- [SHORT PROBLEM]:
Repeat the entries below exactly as they appear, with no pictures.
[Begin DATA IN THIS EXERCISE]
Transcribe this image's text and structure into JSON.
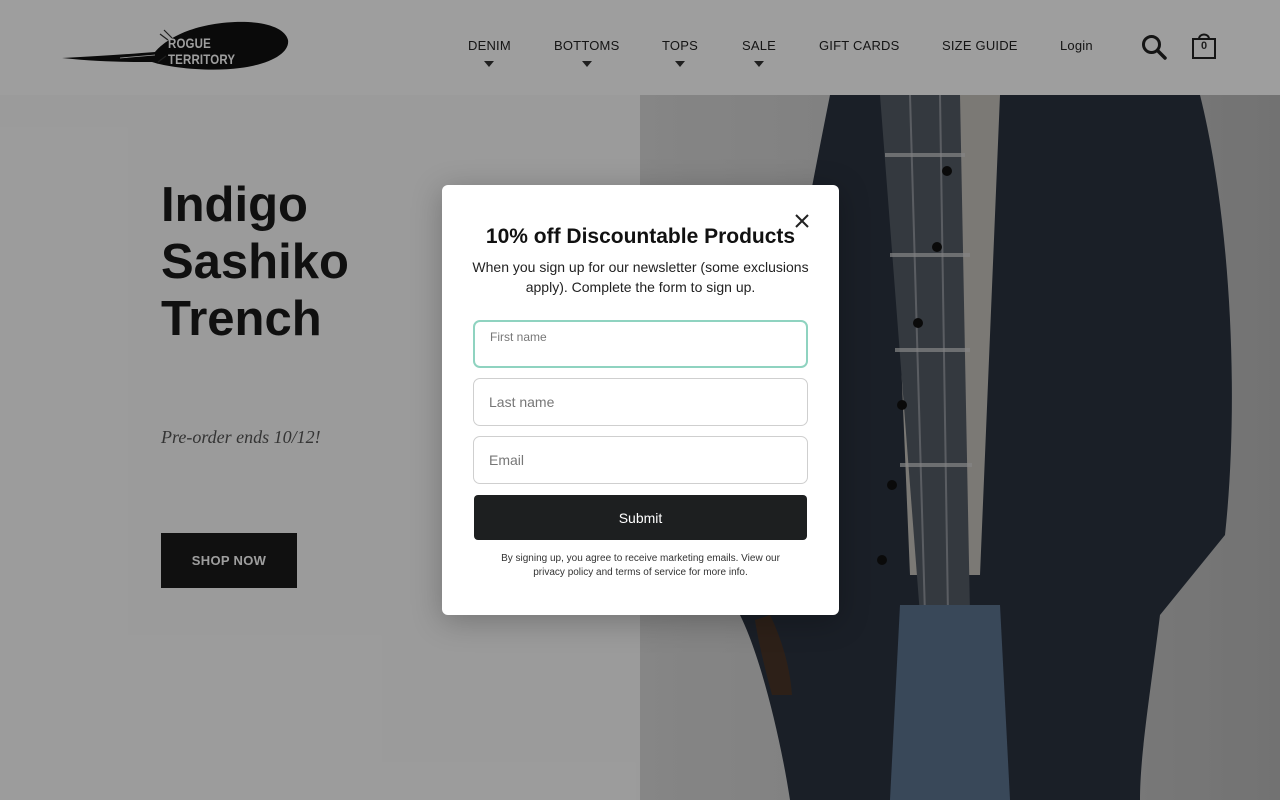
{
  "brand": {
    "name": "ROGUE TERRITORY"
  },
  "nav": {
    "items": [
      {
        "label": "DENIM",
        "has_dropdown": true
      },
      {
        "label": "BOTTOMS",
        "has_dropdown": true
      },
      {
        "label": "TOPS",
        "has_dropdown": true
      },
      {
        "label": "SALE",
        "has_dropdown": true
      },
      {
        "label": "GIFT CARDS",
        "has_dropdown": false
      },
      {
        "label": "SIZE GUIDE",
        "has_dropdown": false
      },
      {
        "label": "Login",
        "has_dropdown": false
      }
    ],
    "search_icon": "search-icon",
    "cart_icon": "shopping-bag-icon",
    "cart_count": "0"
  },
  "hero": {
    "title_lines": [
      "Indigo",
      "Sashiko",
      "Trench"
    ],
    "subtitle": "Pre-order ends 10/12!",
    "cta_label": "SHOP NOW"
  },
  "modal": {
    "title": "10% off Discountable Products",
    "description": "When you sign up for our newsletter (some exclusions apply). Complete the form to sign up.",
    "fields": {
      "first_name": {
        "label": "First name",
        "value": ""
      },
      "last_name": {
        "placeholder": "Last name",
        "value": ""
      },
      "email": {
        "placeholder": "Email",
        "value": ""
      }
    },
    "submit_label": "Submit",
    "legal": "By signing up, you agree to receive marketing emails. View our privacy policy and terms of service for more info.",
    "close_icon": "close-icon"
  },
  "colors": {
    "primary": "#1b1b1b",
    "focus_border": "#8fd3c0",
    "overlay": "rgba(0,0,0,0.38)"
  }
}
[End DATA IN THIS EXERCISE]
- [RESULT OF THIS EXERCISE]:
Transcribe this image's text and structure into JSON.
{
  "brand": {
    "name": "ROGUE TERRITORY"
  },
  "nav": {
    "items": [
      {
        "label": "DENIM",
        "has_dropdown": true
      },
      {
        "label": "BOTTOMS",
        "has_dropdown": true
      },
      {
        "label": "TOPS",
        "has_dropdown": true
      },
      {
        "label": "SALE",
        "has_dropdown": true
      },
      {
        "label": "GIFT CARDS",
        "has_dropdown": false
      },
      {
        "label": "SIZE GUIDE",
        "has_dropdown": false
      },
      {
        "label": "Login",
        "has_dropdown": false
      }
    ],
    "search_icon": "search-icon",
    "cart_icon": "shopping-bag-icon",
    "cart_count": "0"
  },
  "hero": {
    "title_lines": [
      "Indigo",
      "Sashiko",
      "Trench"
    ],
    "subtitle": "Pre-order ends 10/12!",
    "cta_label": "SHOP NOW"
  },
  "modal": {
    "title": "10% off Discountable Products",
    "description": "When you sign up for our newsletter (some exclusions apply). Complete the form to sign up.",
    "fields": {
      "first_name": {
        "label": "First name",
        "value": ""
      },
      "last_name": {
        "placeholder": "Last name",
        "value": ""
      },
      "email": {
        "placeholder": "Email",
        "value": ""
      }
    },
    "submit_label": "Submit",
    "legal": "By signing up, you agree to receive marketing emails. View our privacy policy and terms of service for more info.",
    "close_icon": "close-icon"
  },
  "colors": {
    "primary": "#1b1b1b",
    "focus_border": "#8fd3c0",
    "overlay": "rgba(0,0,0,0.38)"
  }
}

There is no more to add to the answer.